# SHORT PROBLEM:
Write out every line of the records below with no changes at all.

Element box annotations

►

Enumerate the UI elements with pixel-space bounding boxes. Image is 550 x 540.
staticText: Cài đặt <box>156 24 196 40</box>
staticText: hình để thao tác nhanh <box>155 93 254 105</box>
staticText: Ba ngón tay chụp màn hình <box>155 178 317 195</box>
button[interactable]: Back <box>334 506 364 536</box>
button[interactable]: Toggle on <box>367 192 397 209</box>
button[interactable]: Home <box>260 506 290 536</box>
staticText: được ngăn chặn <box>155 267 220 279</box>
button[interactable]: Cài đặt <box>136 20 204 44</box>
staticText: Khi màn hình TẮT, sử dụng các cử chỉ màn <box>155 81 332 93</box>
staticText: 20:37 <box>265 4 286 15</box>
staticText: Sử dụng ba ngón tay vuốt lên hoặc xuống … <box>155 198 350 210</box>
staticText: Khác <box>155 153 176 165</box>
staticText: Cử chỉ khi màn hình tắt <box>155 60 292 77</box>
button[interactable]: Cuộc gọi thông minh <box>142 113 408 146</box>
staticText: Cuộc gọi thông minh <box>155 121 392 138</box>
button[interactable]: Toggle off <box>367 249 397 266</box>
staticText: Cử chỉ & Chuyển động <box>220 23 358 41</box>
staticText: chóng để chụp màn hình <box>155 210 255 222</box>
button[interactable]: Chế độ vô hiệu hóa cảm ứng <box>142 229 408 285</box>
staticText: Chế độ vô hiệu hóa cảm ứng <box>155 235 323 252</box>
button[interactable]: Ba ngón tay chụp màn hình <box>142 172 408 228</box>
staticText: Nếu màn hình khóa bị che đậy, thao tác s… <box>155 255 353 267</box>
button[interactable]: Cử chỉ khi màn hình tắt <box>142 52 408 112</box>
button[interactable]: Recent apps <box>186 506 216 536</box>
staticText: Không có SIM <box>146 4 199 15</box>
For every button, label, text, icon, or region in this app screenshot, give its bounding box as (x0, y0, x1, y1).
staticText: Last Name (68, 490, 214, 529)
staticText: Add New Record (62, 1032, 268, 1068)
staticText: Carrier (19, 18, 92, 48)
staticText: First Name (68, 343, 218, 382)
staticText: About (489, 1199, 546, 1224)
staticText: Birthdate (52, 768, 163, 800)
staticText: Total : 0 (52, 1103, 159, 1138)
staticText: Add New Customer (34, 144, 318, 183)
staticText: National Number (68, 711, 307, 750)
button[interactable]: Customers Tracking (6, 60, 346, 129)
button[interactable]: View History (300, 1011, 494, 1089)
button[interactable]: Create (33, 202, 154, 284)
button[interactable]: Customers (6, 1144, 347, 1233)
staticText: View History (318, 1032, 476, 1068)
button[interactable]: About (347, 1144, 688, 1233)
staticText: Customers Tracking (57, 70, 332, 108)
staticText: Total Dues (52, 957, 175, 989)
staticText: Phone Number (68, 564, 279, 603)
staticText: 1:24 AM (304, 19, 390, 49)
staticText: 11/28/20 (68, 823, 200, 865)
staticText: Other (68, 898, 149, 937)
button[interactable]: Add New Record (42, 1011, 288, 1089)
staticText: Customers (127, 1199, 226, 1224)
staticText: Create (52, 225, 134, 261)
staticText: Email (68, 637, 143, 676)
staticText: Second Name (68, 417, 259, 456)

◄

# TASK SOLUTION:
Enumerate the UI elements with pixel-space bounding boxes. Image is 550 x 540.
staticText: Cài đặt <box>156 24 196 40</box>
staticText: hình để thao tác nhanh <box>155 93 254 105</box>
staticText: Ba ngón tay chụp màn hình <box>155 178 317 195</box>
button[interactable]: Back <box>334 506 364 536</box>
button[interactable]: Toggle on <box>367 192 397 209</box>
button[interactable]: Home <box>260 506 290 536</box>
staticText: được ngăn chặn <box>155 267 220 279</box>
button[interactable]: Cài đặt <box>136 20 204 44</box>
staticText: Khi màn hình TẮT, sử dụng các cử chỉ màn <box>155 81 332 93</box>
staticText: 20:37 <box>265 4 286 15</box>
staticText: Sử dụng ba ngón tay vuốt lên hoặc xuống … <box>155 198 350 210</box>
staticText: Khác <box>155 153 176 165</box>
staticText: Cử chỉ khi màn hình tắt <box>155 60 292 77</box>
button[interactable]: Cuộc gọi thông minh <box>142 113 408 146</box>
staticText: Cuộc gọi thông minh <box>155 121 392 138</box>
button[interactable]: Toggle off <box>367 249 397 266</box>
staticText: Cử chỉ & Chuyển động <box>220 23 358 41</box>
staticText: chóng để chụp màn hình <box>155 210 255 222</box>
button[interactable]: Chế độ vô hiệu hóa cảm ứng <box>142 229 408 285</box>
staticText: Chế độ vô hiệu hóa cảm ứng <box>155 235 323 252</box>
button[interactable]: Ba ngón tay chụp màn hình <box>142 172 408 228</box>
staticText: Nếu màn hình khóa bị che đậy, thao tác s… <box>155 255 353 267</box>
button[interactable]: Cử chỉ khi màn hình tắt <box>142 52 408 112</box>
button[interactable]: Recent apps <box>186 506 216 536</box>
staticText: Không có SIM <box>146 4 199 15</box>
For every button, label, text, icon, or region in this app screenshot, give its bounding box as (x0, y0, x1, y1).
staticText: Last Name (68, 490, 214, 529)
staticText: Add New Record (62, 1032, 268, 1068)
staticText: Carrier (19, 18, 92, 48)
staticText: First Name (68, 343, 218, 382)
staticText: About (489, 1199, 546, 1224)
staticText: Birthdate (52, 768, 163, 800)
staticText: Total : 0 (52, 1103, 159, 1138)
staticText: Add New Customer (34, 144, 318, 183)
staticText: National Number (68, 711, 307, 750)
button[interactable]: Customers Tracking (6, 60, 346, 129)
button[interactable]: View History (300, 1011, 494, 1089)
button[interactable]: Create (33, 202, 154, 284)
button[interactable]: Customers (6, 1144, 347, 1233)
staticText: View History (318, 1032, 476, 1068)
button[interactable]: About (347, 1144, 688, 1233)
staticText: Customers Tracking (57, 70, 332, 108)
staticText: Total Dues (52, 957, 175, 989)
staticText: Phone Number (68, 564, 279, 603)
staticText: 1:24 AM (304, 19, 390, 49)
staticText: 11/28/20 (68, 823, 200, 865)
staticText: Other (68, 898, 149, 937)
button[interactable]: Add New Record (42, 1011, 288, 1089)
staticText: Customers (127, 1199, 226, 1224)
staticText: Create (52, 225, 134, 261)
staticText: Email (68, 637, 143, 676)
staticText: Second Name (68, 417, 259, 456)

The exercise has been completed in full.